Brief 1 - Give the number of lines in the entries that contain the string "below", treating case as significant. Reply with the number only.

::: Text to read

He’s a licensed private investigator, proprietor of the Philadelphia Surveillance Company—his one-man operation—and, as the name implies, surveillance is his expertise. He’s been staking out the woman’s house for about five days without so much as a glimpse of her. Today, finally, some action.
After the woman returns home from running errands up and down Cottman Avenue, DeFinis parks his minivan up the block again and dials the insurance company on his cell, telling them what he’s seen and what he’s got on video.
DeFinis, 42, has been a P.I. for 22 years. Insurance fraud’s his bread-and-butter. He also investigates cheaters and takes on clients involved in child-custody battles. “They want to know if the person the parent’s dating is a felon, or if the parent is smoking around the kids, or who’s picking up the kid after school while the parent’s working—I’ll do a surveillance near the bus stop and sometimes it’s Cracky the Crackhead coming to get the kid. That stuff makes a difference in court.”
The reality of P.I. work is pretty far removed from the romantic notions we’ve all learned from TV and the movies, says DeFinis. Most of the time, he’s in the back of his minivan, and not much of anything happens.

::::::
::: Supplied data

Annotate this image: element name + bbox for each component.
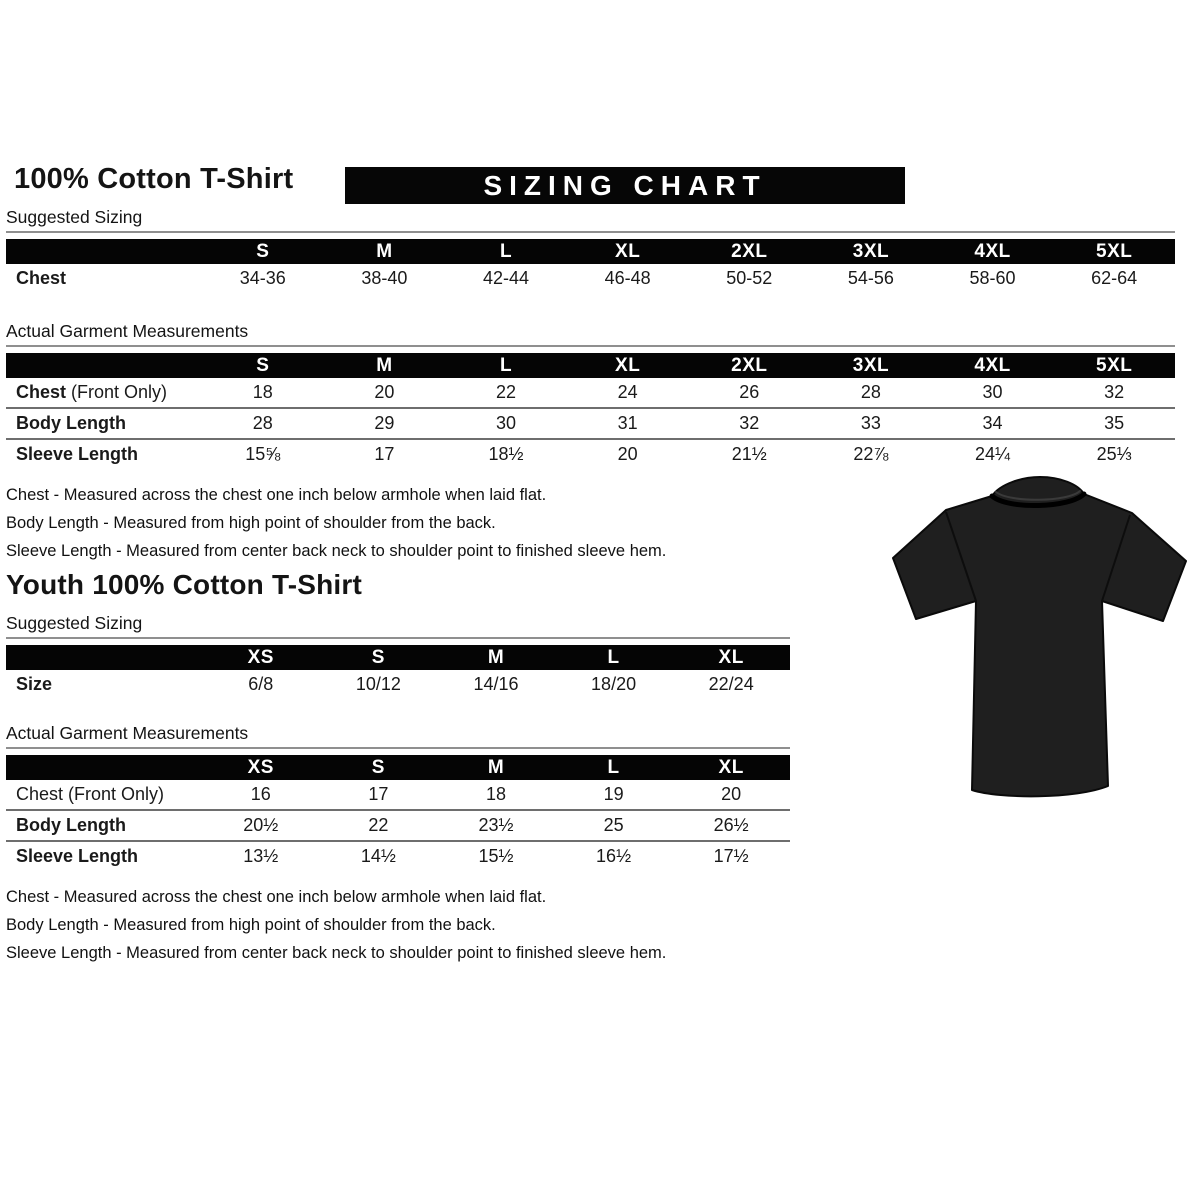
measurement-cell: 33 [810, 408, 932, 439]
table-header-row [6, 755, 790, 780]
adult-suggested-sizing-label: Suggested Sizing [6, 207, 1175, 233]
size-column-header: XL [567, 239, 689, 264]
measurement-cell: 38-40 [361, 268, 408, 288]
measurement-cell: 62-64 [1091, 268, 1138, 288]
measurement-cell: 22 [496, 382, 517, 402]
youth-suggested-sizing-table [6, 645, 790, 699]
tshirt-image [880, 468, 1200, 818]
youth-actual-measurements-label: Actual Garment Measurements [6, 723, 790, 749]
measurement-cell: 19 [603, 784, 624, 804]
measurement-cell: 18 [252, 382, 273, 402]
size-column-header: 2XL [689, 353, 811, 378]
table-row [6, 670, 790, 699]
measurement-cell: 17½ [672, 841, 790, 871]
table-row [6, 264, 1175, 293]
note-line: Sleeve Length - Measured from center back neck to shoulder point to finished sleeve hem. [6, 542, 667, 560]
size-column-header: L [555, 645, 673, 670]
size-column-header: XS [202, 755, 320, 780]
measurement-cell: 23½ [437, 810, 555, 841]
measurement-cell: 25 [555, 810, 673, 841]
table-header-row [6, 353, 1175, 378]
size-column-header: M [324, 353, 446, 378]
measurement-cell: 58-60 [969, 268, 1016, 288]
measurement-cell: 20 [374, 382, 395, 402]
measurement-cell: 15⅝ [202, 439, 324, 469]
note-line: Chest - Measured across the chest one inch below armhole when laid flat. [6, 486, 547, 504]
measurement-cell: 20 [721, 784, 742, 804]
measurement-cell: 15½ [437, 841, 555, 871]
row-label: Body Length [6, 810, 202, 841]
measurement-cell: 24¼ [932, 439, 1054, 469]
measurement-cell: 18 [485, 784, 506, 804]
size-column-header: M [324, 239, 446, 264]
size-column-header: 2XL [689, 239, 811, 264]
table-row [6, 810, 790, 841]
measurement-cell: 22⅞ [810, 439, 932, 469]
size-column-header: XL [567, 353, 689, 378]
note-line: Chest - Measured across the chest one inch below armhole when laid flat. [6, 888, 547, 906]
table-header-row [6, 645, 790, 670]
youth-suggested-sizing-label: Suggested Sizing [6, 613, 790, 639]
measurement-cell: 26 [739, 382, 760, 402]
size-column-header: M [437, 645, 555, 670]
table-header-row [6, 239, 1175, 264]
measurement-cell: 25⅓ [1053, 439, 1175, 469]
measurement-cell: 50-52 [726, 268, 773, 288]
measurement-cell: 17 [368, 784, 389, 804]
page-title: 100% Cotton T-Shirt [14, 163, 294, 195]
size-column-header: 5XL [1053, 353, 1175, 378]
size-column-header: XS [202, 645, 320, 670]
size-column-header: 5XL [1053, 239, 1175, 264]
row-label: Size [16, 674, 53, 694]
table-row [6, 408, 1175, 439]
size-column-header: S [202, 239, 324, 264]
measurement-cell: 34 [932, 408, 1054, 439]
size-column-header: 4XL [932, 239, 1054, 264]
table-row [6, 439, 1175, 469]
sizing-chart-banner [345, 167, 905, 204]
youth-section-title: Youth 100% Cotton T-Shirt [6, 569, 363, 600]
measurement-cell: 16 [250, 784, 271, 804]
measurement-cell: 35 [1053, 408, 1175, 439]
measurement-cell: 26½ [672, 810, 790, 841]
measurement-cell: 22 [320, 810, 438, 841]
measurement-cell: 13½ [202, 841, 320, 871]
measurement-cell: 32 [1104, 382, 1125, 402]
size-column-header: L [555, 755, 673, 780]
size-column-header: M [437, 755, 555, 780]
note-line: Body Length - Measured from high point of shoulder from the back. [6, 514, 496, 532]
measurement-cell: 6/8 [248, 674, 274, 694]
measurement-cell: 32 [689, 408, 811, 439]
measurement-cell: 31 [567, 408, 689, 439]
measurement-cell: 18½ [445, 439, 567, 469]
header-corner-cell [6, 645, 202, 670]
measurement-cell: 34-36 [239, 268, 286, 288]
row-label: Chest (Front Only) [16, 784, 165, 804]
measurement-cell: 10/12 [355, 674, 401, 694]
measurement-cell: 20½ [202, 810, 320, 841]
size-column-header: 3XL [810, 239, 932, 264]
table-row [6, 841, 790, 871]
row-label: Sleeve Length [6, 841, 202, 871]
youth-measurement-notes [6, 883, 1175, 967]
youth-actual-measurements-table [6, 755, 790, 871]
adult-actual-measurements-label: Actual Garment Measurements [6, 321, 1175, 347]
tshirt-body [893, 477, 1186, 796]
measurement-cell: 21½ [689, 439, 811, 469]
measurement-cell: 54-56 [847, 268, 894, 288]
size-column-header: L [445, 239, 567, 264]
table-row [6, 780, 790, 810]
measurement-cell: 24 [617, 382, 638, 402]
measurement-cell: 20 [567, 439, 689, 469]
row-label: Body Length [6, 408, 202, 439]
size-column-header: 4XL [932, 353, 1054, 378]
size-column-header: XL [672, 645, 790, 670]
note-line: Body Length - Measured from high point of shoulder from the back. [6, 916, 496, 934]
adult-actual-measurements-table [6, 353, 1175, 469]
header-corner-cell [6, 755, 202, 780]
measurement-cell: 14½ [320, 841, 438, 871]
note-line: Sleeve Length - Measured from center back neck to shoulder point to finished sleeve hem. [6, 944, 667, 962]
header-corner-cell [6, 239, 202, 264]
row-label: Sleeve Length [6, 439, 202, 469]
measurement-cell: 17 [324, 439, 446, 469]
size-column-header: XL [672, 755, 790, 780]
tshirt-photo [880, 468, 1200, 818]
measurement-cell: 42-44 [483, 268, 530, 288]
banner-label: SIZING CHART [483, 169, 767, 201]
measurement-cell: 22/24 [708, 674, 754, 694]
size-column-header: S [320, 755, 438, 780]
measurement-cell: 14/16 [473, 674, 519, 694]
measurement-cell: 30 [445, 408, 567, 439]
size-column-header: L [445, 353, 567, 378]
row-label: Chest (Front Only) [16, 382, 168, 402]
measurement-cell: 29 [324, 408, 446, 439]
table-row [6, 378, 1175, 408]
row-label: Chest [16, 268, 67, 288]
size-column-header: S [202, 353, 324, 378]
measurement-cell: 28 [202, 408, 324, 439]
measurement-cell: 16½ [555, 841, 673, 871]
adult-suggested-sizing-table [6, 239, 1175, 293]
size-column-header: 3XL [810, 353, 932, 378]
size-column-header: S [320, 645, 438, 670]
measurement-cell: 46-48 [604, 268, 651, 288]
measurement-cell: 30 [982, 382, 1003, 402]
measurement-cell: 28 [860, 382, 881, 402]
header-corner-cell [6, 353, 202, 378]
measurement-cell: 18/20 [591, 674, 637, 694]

::::::

Brief 2 - Write what comes next in the passage about the Philadelphia private investigator, starting after its last sentence.

Exercise output 1 - 2

Exercise output 2 -
It’s worth it, though: DeFinis bills his clients $85 an hour, and work is steady because he’s known for ultimately getting results, for being in the right place at the right time when something does happen.
But the downsides are many. DeFinis has observed so much crappy behavior that he has a hard time trusting people and doesn’t think too highly of humanity. He’s had confrontations with subjects, but he’s managed to talk his way out of it or get the hell out of there before things turned violent. And being the bearer of bad news to clients, particularly in cheating cases, takes its toll.
“At first it was really exciting, and when I caught somebody in the act it was like, ‘Yeah, I gotcha!’ But then I realized that this is people’s lives. When I turn to that husband or wife and give them the evidence that they didn’t really want to see, that’s their whole world crumbling. I have adults crying in front of me. It’s hard.”